Return every record below exactly as written, omitting any pictures.

—————

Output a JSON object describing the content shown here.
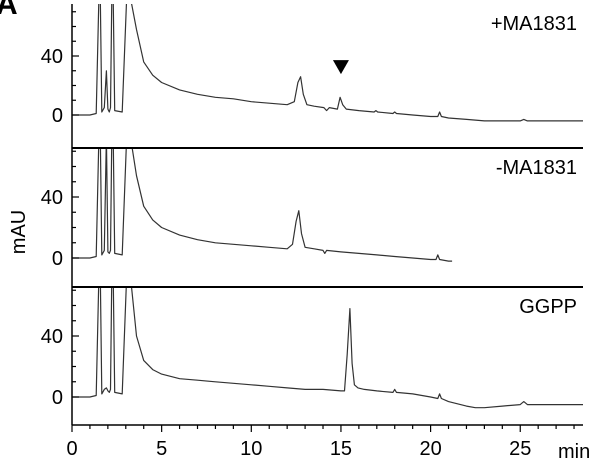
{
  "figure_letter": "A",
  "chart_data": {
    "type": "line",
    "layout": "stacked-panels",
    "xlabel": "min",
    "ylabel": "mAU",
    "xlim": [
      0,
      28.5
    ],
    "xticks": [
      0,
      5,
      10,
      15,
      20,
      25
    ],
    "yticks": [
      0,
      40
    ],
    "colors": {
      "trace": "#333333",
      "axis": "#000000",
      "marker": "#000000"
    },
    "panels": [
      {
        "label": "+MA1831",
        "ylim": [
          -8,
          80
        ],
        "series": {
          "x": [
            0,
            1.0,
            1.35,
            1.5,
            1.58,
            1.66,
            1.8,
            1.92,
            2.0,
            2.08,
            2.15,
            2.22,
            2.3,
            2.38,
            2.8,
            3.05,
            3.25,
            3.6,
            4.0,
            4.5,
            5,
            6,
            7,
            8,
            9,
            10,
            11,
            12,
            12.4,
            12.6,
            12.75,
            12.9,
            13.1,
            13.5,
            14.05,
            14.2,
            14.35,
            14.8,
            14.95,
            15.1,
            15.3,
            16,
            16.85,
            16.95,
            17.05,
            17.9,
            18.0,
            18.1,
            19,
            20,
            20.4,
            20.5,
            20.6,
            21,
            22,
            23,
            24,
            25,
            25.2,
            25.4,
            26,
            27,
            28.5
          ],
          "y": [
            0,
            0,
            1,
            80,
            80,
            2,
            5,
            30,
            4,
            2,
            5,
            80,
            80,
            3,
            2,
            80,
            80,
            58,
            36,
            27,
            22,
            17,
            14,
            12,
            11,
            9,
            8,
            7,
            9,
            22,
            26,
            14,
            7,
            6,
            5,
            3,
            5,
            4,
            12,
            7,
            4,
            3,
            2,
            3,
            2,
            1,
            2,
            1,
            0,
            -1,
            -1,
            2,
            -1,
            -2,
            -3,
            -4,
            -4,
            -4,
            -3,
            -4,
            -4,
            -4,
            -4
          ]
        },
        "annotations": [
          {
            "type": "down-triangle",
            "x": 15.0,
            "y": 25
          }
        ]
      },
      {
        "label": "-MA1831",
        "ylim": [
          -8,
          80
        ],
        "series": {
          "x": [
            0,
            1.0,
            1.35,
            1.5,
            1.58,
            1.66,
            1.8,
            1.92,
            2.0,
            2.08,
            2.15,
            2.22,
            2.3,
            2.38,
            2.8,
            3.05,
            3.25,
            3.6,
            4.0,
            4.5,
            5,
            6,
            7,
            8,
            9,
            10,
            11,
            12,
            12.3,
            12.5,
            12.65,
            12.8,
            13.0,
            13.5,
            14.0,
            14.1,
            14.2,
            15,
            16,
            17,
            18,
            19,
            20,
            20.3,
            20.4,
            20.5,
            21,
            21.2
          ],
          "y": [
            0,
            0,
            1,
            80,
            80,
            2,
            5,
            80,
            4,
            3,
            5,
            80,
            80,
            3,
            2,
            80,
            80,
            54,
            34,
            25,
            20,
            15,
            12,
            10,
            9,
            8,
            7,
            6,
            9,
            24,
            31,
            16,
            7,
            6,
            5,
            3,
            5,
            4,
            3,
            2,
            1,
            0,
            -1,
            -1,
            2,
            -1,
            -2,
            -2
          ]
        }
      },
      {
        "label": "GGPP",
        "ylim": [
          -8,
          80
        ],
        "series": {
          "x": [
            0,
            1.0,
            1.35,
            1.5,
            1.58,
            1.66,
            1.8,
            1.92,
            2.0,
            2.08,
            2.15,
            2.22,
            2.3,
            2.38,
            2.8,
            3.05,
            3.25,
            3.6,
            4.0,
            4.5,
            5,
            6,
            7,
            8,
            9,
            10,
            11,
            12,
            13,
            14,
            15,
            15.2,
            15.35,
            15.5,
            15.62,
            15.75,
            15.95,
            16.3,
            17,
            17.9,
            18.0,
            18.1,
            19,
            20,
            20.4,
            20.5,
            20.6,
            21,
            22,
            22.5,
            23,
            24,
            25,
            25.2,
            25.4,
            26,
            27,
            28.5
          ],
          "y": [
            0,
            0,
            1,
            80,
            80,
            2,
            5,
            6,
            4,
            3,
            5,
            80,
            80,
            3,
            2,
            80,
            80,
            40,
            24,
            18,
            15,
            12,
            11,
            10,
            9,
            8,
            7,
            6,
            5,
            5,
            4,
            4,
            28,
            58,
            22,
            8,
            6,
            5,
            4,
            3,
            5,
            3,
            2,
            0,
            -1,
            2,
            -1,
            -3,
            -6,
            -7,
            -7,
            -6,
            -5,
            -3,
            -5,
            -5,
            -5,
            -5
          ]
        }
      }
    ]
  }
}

—————

Final answer
Output a JSON object describing the content shown here.
{
  "figure_letter": "A",
  "chart_data": {
    "type": "line",
    "layout": "stacked-panels",
    "xlabel": "min",
    "ylabel": "mAU",
    "xlim": [
      0,
      28.5
    ],
    "xticks": [
      0,
      5,
      10,
      15,
      20,
      25
    ],
    "yticks": [
      0,
      40
    ],
    "colors": {
      "trace": "#333333",
      "axis": "#000000",
      "marker": "#000000"
    },
    "panels": [
      {
        "label": "+MA1831",
        "ylim": [
          -8,
          80
        ],
        "series": {
          "x": [
            0,
            1.0,
            1.35,
            1.5,
            1.58,
            1.66,
            1.8,
            1.92,
            2.0,
            2.08,
            2.15,
            2.22,
            2.3,
            2.38,
            2.8,
            3.05,
            3.25,
            3.6,
            4.0,
            4.5,
            5,
            6,
            7,
            8,
            9,
            10,
            11,
            12,
            12.4,
            12.6,
            12.75,
            12.9,
            13.1,
            13.5,
            14.05,
            14.2,
            14.35,
            14.8,
            14.95,
            15.1,
            15.3,
            16,
            16.85,
            16.95,
            17.05,
            17.9,
            18.0,
            18.1,
            19,
            20,
            20.4,
            20.5,
            20.6,
            21,
            22,
            23,
            24,
            25,
            25.2,
            25.4,
            26,
            27,
            28.5
          ],
          "y": [
            0,
            0,
            1,
            80,
            80,
            2,
            5,
            30,
            4,
            2,
            5,
            80,
            80,
            3,
            2,
            80,
            80,
            58,
            36,
            27,
            22,
            17,
            14,
            12,
            11,
            9,
            8,
            7,
            9,
            22,
            26,
            14,
            7,
            6,
            5,
            3,
            5,
            4,
            12,
            7,
            4,
            3,
            2,
            3,
            2,
            1,
            2,
            1,
            0,
            -1,
            -1,
            2,
            -1,
            -2,
            -3,
            -4,
            -4,
            -4,
            -3,
            -4,
            -4,
            -4,
            -4
          ]
        },
        "annotations": [
          {
            "type": "down-triangle",
            "x": 15.0,
            "y": 25
          }
        ]
      },
      {
        "label": "-MA1831",
        "ylim": [
          -8,
          80
        ],
        "series": {
          "x": [
            0,
            1.0,
            1.35,
            1.5,
            1.58,
            1.66,
            1.8,
            1.92,
            2.0,
            2.08,
            2.15,
            2.22,
            2.3,
            2.38,
            2.8,
            3.05,
            3.25,
            3.6,
            4.0,
            4.5,
            5,
            6,
            7,
            8,
            9,
            10,
            11,
            12,
            12.3,
            12.5,
            12.65,
            12.8,
            13.0,
            13.5,
            14.0,
            14.1,
            14.2,
            15,
            16,
            17,
            18,
            19,
            20,
            20.3,
            20.4,
            20.5,
            21,
            21.2
          ],
          "y": [
            0,
            0,
            1,
            80,
            80,
            2,
            5,
            80,
            4,
            3,
            5,
            80,
            80,
            3,
            2,
            80,
            80,
            54,
            34,
            25,
            20,
            15,
            12,
            10,
            9,
            8,
            7,
            6,
            9,
            24,
            31,
            16,
            7,
            6,
            5,
            3,
            5,
            4,
            3,
            2,
            1,
            0,
            -1,
            -1,
            2,
            -1,
            -2,
            -2
          ]
        }
      },
      {
        "label": "GGPP",
        "ylim": [
          -8,
          80
        ],
        "series": {
          "x": [
            0,
            1.0,
            1.35,
            1.5,
            1.58,
            1.66,
            1.8,
            1.92,
            2.0,
            2.08,
            2.15,
            2.22,
            2.3,
            2.38,
            2.8,
            3.05,
            3.25,
            3.6,
            4.0,
            4.5,
            5,
            6,
            7,
            8,
            9,
            10,
            11,
            12,
            13,
            14,
            15,
            15.2,
            15.35,
            15.5,
            15.62,
            15.75,
            15.95,
            16.3,
            17,
            17.9,
            18.0,
            18.1,
            19,
            20,
            20.4,
            20.5,
            20.6,
            21,
            22,
            22.5,
            23,
            24,
            25,
            25.2,
            25.4,
            26,
            27,
            28.5
          ],
          "y": [
            0,
            0,
            1,
            80,
            80,
            2,
            5,
            6,
            4,
            3,
            5,
            80,
            80,
            3,
            2,
            80,
            80,
            40,
            24,
            18,
            15,
            12,
            11,
            10,
            9,
            8,
            7,
            6,
            5,
            5,
            4,
            4,
            28,
            58,
            22,
            8,
            6,
            5,
            4,
            3,
            5,
            3,
            2,
            0,
            -1,
            2,
            -1,
            -3,
            -6,
            -7,
            -7,
            -6,
            -5,
            -3,
            -5,
            -5,
            -5,
            -5
          ]
        }
      }
    ]
  }
}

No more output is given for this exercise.